[Part of a data file]
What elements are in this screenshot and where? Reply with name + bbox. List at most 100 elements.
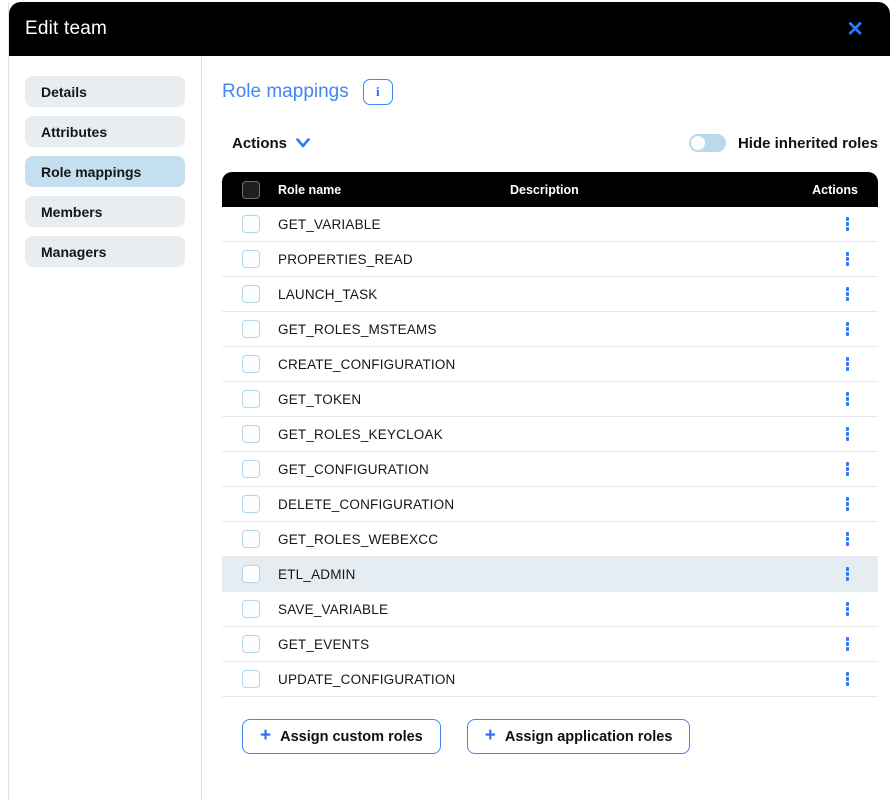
actions-dropdown-label: Actions — [232, 135, 287, 152]
role-name-cell: LAUNCH_TASK — [278, 287, 510, 302]
role-name-cell: CREATE_CONFIGURATION — [278, 357, 510, 372]
hide-inherited-roles-label: Hide inherited roles — [738, 135, 878, 152]
table-row[interactable]: GET_VARIABLE — [222, 207, 878, 242]
table-row[interactable]: GET_TOKEN — [222, 382, 878, 417]
table-row[interactable]: GET_ROLES_WEBEXCC — [222, 522, 878, 557]
table-row[interactable]: SAVE_VARIABLE — [222, 592, 878, 627]
row-actions-cell — [788, 284, 878, 304]
row-checkbox-cell — [222, 250, 278, 268]
dialog-header: Edit team ✕ — [9, 2, 890, 56]
info-icon[interactable]: i — [363, 79, 393, 105]
row-checkbox-cell — [222, 215, 278, 233]
role-mappings-table: Role name Description Actions GET_VARIAB… — [222, 172, 878, 697]
table-row[interactable]: GET_ROLES_MSTEAMS — [222, 312, 878, 347]
role-name-cell: GET_ROLES_MSTEAMS — [278, 322, 510, 337]
hide-inherited-roles-toggle[interactable] — [689, 134, 726, 152]
kebab-menu-icon[interactable] — [843, 319, 853, 339]
sidebar-item-managers[interactable]: Managers — [25, 236, 185, 267]
table-row[interactable]: PROPERTIES_READ — [222, 242, 878, 277]
role-name-cell: PROPERTIES_READ — [278, 252, 510, 267]
kebab-menu-icon[interactable] — [843, 389, 853, 409]
row-actions-cell — [788, 669, 878, 689]
kebab-menu-icon[interactable] — [843, 599, 853, 619]
table-row[interactable]: GET_EVENTS — [222, 627, 878, 662]
row-actions-cell — [788, 319, 878, 339]
row-checkbox-cell — [222, 530, 278, 548]
row-checkbox[interactable] — [242, 460, 260, 478]
row-actions-cell — [788, 634, 878, 654]
sidebar-item-members[interactable]: Members — [25, 196, 185, 227]
edit-team-dialog: Edit team ✕ Details Attributes Role mapp… — [8, 2, 890, 801]
row-actions-cell — [788, 564, 878, 584]
row-checkbox[interactable] — [242, 215, 260, 233]
sidebar-item-label: Managers — [41, 244, 106, 260]
row-actions-cell — [788, 459, 878, 479]
role-name-cell: GET_TOKEN — [278, 392, 510, 407]
row-checkbox[interactable] — [242, 565, 260, 583]
sidebar-item-details[interactable]: Details — [25, 76, 185, 107]
column-role-name: Role name — [278, 183, 510, 197]
table-row[interactable]: GET_ROLES_KEYCLOAK — [222, 417, 878, 452]
row-checkbox[interactable] — [242, 390, 260, 408]
row-checkbox-cell — [222, 425, 278, 443]
row-checkbox[interactable] — [242, 670, 260, 688]
row-checkbox[interactable] — [242, 285, 260, 303]
role-name-cell: UPDATE_CONFIGURATION — [278, 672, 510, 687]
kebab-menu-icon[interactable] — [843, 529, 853, 549]
sidebar-item-label: Details — [41, 84, 87, 100]
kebab-menu-icon[interactable] — [843, 284, 853, 304]
row-checkbox[interactable] — [242, 355, 260, 373]
row-checkbox[interactable] — [242, 250, 260, 268]
kebab-menu-icon[interactable] — [843, 249, 853, 269]
table-header: Role name Description Actions — [222, 172, 878, 207]
row-checkbox-cell — [222, 495, 278, 513]
kebab-menu-icon[interactable] — [843, 634, 853, 654]
row-checkbox[interactable] — [242, 425, 260, 443]
page-title: Role mappings — [222, 81, 349, 103]
column-actions: Actions — [788, 183, 878, 197]
kebab-menu-icon[interactable] — [843, 214, 853, 234]
row-checkbox-cell — [222, 320, 278, 338]
row-checkbox-cell — [222, 285, 278, 303]
table-row[interactable]: UPDATE_CONFIGURATION — [222, 662, 878, 697]
assign-application-roles-button[interactable]: + Assign application roles — [467, 719, 691, 754]
row-checkbox[interactable] — [242, 635, 260, 653]
row-actions-cell — [788, 389, 878, 409]
sidebar-item-label: Role mappings — [41, 164, 141, 180]
kebab-menu-icon[interactable] — [843, 494, 853, 514]
row-checkbox-cell — [222, 460, 278, 478]
kebab-menu-icon[interactable] — [843, 564, 853, 584]
close-icon[interactable]: ✕ — [842, 17, 868, 42]
sidebar-nav: Details Attributes Role mappings Members… — [9, 56, 202, 801]
row-actions-cell — [788, 249, 878, 269]
kebab-menu-icon[interactable] — [843, 354, 853, 374]
plus-icon: + — [260, 726, 271, 745]
row-checkbox[interactable] — [242, 600, 260, 618]
sidebar-item-label: Attributes — [41, 124, 107, 140]
hide-inherited-roles-group: Hide inherited roles — [689, 134, 878, 152]
sidebar-item-attributes[interactable]: Attributes — [25, 116, 185, 147]
table-row[interactable]: ETL_ADMIN — [222, 557, 878, 592]
kebab-menu-icon[interactable] — [843, 424, 853, 444]
row-checkbox-cell — [222, 390, 278, 408]
table-row[interactable]: CREATE_CONFIGURATION — [222, 347, 878, 382]
table-row[interactable]: GET_CONFIGURATION — [222, 452, 878, 487]
row-checkbox[interactable] — [242, 530, 260, 548]
sidebar-item-role-mappings[interactable]: Role mappings — [25, 156, 185, 187]
actions-dropdown[interactable]: Actions — [232, 135, 311, 152]
role-name-cell: ETL_ADMIN — [278, 567, 510, 582]
row-checkbox[interactable] — [242, 320, 260, 338]
table-row[interactable]: LAUNCH_TASK — [222, 277, 878, 312]
dialog-title: Edit team — [25, 18, 107, 40]
role-name-cell: SAVE_VARIABLE — [278, 602, 510, 617]
sidebar-item-label: Members — [41, 204, 102, 220]
select-all-checkbox[interactable] — [242, 181, 260, 199]
table-row[interactable]: DELETE_CONFIGURATION — [222, 487, 878, 522]
column-description: Description — [510, 183, 788, 197]
row-checkbox-cell — [222, 670, 278, 688]
kebab-menu-icon[interactable] — [843, 669, 853, 689]
kebab-menu-icon[interactable] — [843, 459, 853, 479]
assign-custom-roles-button[interactable]: + Assign custom roles — [242, 719, 441, 754]
row-checkbox[interactable] — [242, 495, 260, 513]
role-name-cell: GET_CONFIGURATION — [278, 462, 510, 477]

(Given exercise): Lay out every line of the listing above as a numbered list, skipping any blank lines and omitting the pictures.

(Final result):
1. What elements are in this screenshot and where? Reply with name + bbox. List at most 100 elements.
2. actions-dropdown-label: Actions — [232, 135, 287, 152]
3. role-name-cell: LAUNCH_TASK — [278, 287, 510, 302]
4. role-name-cell: CREATE_CONFIGURATION — [278, 357, 510, 372]
5. hide-inherited-roles-label: Hide inherited roles — [738, 135, 878, 152]
6. table-row[interactable]: GET_VARIABLE — [222, 207, 878, 242]
7. table-row[interactable]: GET_TOKEN — [222, 382, 878, 417]
8. table-row[interactable]: GET_ROLES_WEBEXCC — [222, 522, 878, 557]
9. table-row[interactable]: SAVE_VARIABLE — [222, 592, 878, 627]
10. row-actions-cell — [788, 284, 878, 304]
11. row-checkbox-cell — [222, 250, 278, 268]
12. dialog-header: Edit team ✕ — [9, 2, 890, 56]
13. info-icon[interactable]: i — [363, 79, 393, 105]
14. row-checkbox-cell — [222, 215, 278, 233]
15. role-mappings-table: Role name Description Actions GET_VARIAB… — [222, 172, 878, 697]
16. table-row[interactable]: GET_ROLES_MSTEAMS — [222, 312, 878, 347]
17. role-name-cell: GET_ROLES_MSTEAMS — [278, 322, 510, 337]
18. hide-inherited-roles-toggle[interactable] — [689, 134, 726, 152]
19. kebab-menu-icon[interactable] — [843, 319, 853, 339]
20. sidebar-item-managers[interactable]: Managers — [25, 236, 185, 267]
21. table-row[interactable]: PROPERTIES_READ — [222, 242, 878, 277]
22. role-name-cell: PROPERTIES_READ — [278, 252, 510, 267]
23. kebab-menu-icon[interactable] — [843, 389, 853, 409]
24. row-actions-cell — [788, 669, 878, 689]
25. kebab-menu-icon[interactable] — [843, 599, 853, 619]
26. table-row[interactable]: GET_EVENTS — [222, 627, 878, 662]
27. row-actions-cell — [788, 319, 878, 339]
28. row-checkbox-cell — [222, 530, 278, 548]
29. row-checkbox[interactable] — [242, 460, 260, 478]
30. row-actions-cell — [788, 634, 878, 654]
31. sidebar-item-members[interactable]: Members — [25, 196, 185, 227]
32. edit-team-dialog: Edit team ✕ Details Attributes Role mapp… — [8, 2, 890, 801]
33. row-actions-cell — [788, 564, 878, 584]
34. row-checkbox[interactable] — [242, 215, 260, 233]
35. sidebar-item-label: Managers — [41, 244, 106, 260]
36. row-actions-cell — [788, 459, 878, 479]
37. role-name-cell: GET_TOKEN — [278, 392, 510, 407]
38. row-checkbox[interactable] — [242, 565, 260, 583]
39. sidebar-item-details[interactable]: Details — [25, 76, 185, 107]
40. column-role-name: Role name — [278, 183, 510, 197]
41. table-row[interactable]: GET_ROLES_KEYCLOAK — [222, 417, 878, 452]
42. row-checkbox[interactable] — [242, 390, 260, 408]
43. row-checkbox-cell — [222, 425, 278, 443]
44. row-checkbox[interactable] — [242, 670, 260, 688]
45. row-checkbox[interactable] — [242, 285, 260, 303]
46. role-name-cell: UPDATE_CONFIGURATION — [278, 672, 510, 687]
47. kebab-menu-icon[interactable] — [843, 529, 853, 549]
48. sidebar-item-label: Details — [41, 84, 87, 100]
49. kebab-menu-icon[interactable] — [843, 284, 853, 304]
50. row-checkbox[interactable] — [242, 355, 260, 373]
51. row-checkbox[interactable] — [242, 250, 260, 268]
52. kebab-menu-icon[interactable] — [843, 249, 853, 269]
53. table-header: Role name Description Actions — [222, 172, 878, 207]
54. row-checkbox-cell — [222, 495, 278, 513]
55. kebab-menu-icon[interactable] — [843, 634, 853, 654]
56. row-checkbox[interactable] — [242, 425, 260, 443]
57. page-title: Role mappings — [222, 81, 349, 103]
58. column-actions: Actions — [788, 183, 878, 197]
59. kebab-menu-icon[interactable] — [843, 214, 853, 234]
60. row-checkbox-cell — [222, 320, 278, 338]
61. row-checkbox-cell — [222, 285, 278, 303]
62. table-row[interactable]: UPDATE_CONFIGURATION — [222, 662, 878, 697]
63. assign-application-roles-button[interactable]: + Assign application roles — [467, 719, 691, 754]
64. row-checkbox[interactable] — [242, 635, 260, 653]
65. row-actions-cell — [788, 389, 878, 409]
66. sidebar-item-label: Role mappings — [41, 164, 141, 180]
67. kebab-menu-icon[interactable] — [843, 494, 853, 514]
68. row-checkbox-cell — [222, 460, 278, 478]
69. kebab-menu-icon[interactable] — [843, 564, 853, 584]
70. close-icon[interactable]: ✕ — [842, 17, 868, 42]
71. sidebar-nav: Details Attributes Role mappings Members… — [9, 56, 202, 801]
72. row-actions-cell — [788, 249, 878, 269]
73. kebab-menu-icon[interactable] — [843, 354, 853, 374]
74. plus-icon: + — [260, 726, 271, 745]
75. row-checkbox[interactable] — [242, 600, 260, 618]
76. sidebar-item-label: Attributes — [41, 124, 107, 140]
77. hide-inherited-roles-group: Hide inherited roles — [689, 134, 878, 152]
78. sidebar-item-attributes[interactable]: Attributes — [25, 116, 185, 147]
79. table-row[interactable]: ETL_ADMIN — [222, 557, 878, 592]
80. kebab-menu-icon[interactable] — [843, 424, 853, 444]
81. row-checkbox-cell — [222, 390, 278, 408]
82. table-row[interactable]: CREATE_CONFIGURATION — [222, 347, 878, 382]
83. table-row[interactable]: GET_CONFIGURATION — [222, 452, 878, 487]
84. row-checkbox[interactable] — [242, 530, 260, 548]
85. sidebar-item-role-mappings[interactable]: Role mappings — [25, 156, 185, 187]
86. actions-dropdown[interactable]: Actions — [232, 135, 311, 152]
87. role-name-cell: ETL_ADMIN — [278, 567, 510, 582]
88. row-checkbox[interactable] — [242, 320, 260, 338]
89. table-row[interactable]: LAUNCH_TASK — [222, 277, 878, 312]
90. dialog-title: Edit team — [25, 18, 107, 40]
91. role-name-cell: SAVE_VARIABLE — [278, 602, 510, 617]
92. sidebar-item-label: Members — [41, 204, 102, 220]
93. select-all-checkbox[interactable] — [242, 181, 260, 199]
94. table-row[interactable]: DELETE_CONFIGURATION — [222, 487, 878, 522]
95. column-description: Description — [510, 183, 788, 197]
96. row-checkbox-cell — [222, 670, 278, 688]
97. kebab-menu-icon[interactable] — [843, 669, 853, 689]
98. kebab-menu-icon[interactable] — [843, 459, 853, 479]
99. assign-custom-roles-button[interactable]: + Assign custom roles — [242, 719, 441, 754]
100. row-checkbox[interactable] — [242, 495, 260, 513]
101. role-name-cell: GET_CONFIGURATION — [278, 462, 510, 477]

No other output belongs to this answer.